Exercise details: Print each line of the listing once more, precisely as given.

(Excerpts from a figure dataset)
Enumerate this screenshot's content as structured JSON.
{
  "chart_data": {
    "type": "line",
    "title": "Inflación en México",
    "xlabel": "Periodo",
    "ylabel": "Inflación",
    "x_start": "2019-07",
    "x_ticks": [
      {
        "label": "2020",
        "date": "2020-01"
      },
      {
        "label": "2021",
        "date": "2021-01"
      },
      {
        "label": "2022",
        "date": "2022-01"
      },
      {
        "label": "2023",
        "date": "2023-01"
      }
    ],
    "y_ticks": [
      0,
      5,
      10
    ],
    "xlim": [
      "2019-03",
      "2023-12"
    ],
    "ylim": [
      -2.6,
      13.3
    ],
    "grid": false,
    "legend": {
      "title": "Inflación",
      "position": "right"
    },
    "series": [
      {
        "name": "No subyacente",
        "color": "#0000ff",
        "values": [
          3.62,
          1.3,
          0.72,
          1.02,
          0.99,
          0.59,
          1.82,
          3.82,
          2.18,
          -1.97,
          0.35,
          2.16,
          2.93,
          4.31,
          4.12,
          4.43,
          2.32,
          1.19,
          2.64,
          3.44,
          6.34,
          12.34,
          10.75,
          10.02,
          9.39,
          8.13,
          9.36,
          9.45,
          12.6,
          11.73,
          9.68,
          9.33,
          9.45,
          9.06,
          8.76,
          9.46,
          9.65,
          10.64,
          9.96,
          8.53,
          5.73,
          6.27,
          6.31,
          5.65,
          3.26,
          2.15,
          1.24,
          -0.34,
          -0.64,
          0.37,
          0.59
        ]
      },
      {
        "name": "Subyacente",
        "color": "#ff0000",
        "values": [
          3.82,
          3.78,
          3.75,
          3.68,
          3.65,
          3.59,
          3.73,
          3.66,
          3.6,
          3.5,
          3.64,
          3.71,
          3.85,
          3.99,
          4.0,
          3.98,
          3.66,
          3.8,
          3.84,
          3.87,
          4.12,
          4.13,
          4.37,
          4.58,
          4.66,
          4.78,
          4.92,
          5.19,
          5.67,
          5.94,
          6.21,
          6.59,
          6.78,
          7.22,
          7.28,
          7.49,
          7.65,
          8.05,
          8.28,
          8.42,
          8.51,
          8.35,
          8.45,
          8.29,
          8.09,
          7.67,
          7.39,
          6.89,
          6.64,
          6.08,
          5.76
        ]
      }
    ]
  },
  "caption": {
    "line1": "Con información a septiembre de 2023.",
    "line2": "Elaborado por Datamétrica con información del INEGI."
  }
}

Answer in full:
Enumerate this screenshot's content as structured JSON.
{
  "chart_data": {
    "type": "line",
    "title": "Inflación en México",
    "xlabel": "Periodo",
    "ylabel": "Inflación",
    "x_start": "2019-07",
    "x_ticks": [
      {
        "label": "2020",
        "date": "2020-01"
      },
      {
        "label": "2021",
        "date": "2021-01"
      },
      {
        "label": "2022",
        "date": "2022-01"
      },
      {
        "label": "2023",
        "date": "2023-01"
      }
    ],
    "y_ticks": [
      0,
      5,
      10
    ],
    "xlim": [
      "2019-03",
      "2023-12"
    ],
    "ylim": [
      -2.6,
      13.3
    ],
    "grid": false,
    "legend": {
      "title": "Inflación",
      "position": "right"
    },
    "series": [
      {
        "name": "No subyacente",
        "color": "#0000ff",
        "values": [
          3.62,
          1.3,
          0.72,
          1.02,
          0.99,
          0.59,
          1.82,
          3.82,
          2.18,
          -1.97,
          0.35,
          2.16,
          2.93,
          4.31,
          4.12,
          4.43,
          2.32,
          1.19,
          2.64,
          3.44,
          6.34,
          12.34,
          10.75,
          10.02,
          9.39,
          8.13,
          9.36,
          9.45,
          12.6,
          11.73,
          9.68,
          9.33,
          9.45,
          9.06,
          8.76,
          9.46,
          9.65,
          10.64,
          9.96,
          8.53,
          5.73,
          6.27,
          6.31,
          5.65,
          3.26,
          2.15,
          1.24,
          -0.34,
          -0.64,
          0.37,
          0.59
        ]
      },
      {
        "name": "Subyacente",
        "color": "#ff0000",
        "values": [
          3.82,
          3.78,
          3.75,
          3.68,
          3.65,
          3.59,
          3.73,
          3.66,
          3.6,
          3.5,
          3.64,
          3.71,
          3.85,
          3.99,
          4.0,
          3.98,
          3.66,
          3.8,
          3.84,
          3.87,
          4.12,
          4.13,
          4.37,
          4.58,
          4.66,
          4.78,
          4.92,
          5.19,
          5.67,
          5.94,
          6.21,
          6.59,
          6.78,
          7.22,
          7.28,
          7.49,
          7.65,
          8.05,
          8.28,
          8.42,
          8.51,
          8.35,
          8.45,
          8.29,
          8.09,
          7.67,
          7.39,
          6.89,
          6.64,
          6.08,
          5.76
        ]
      }
    ]
  },
  "caption": {
    "line1": "Con información a septiembre de 2023.",
    "line2": "Elaborado por Datamétrica con información del INEGI."
  }
}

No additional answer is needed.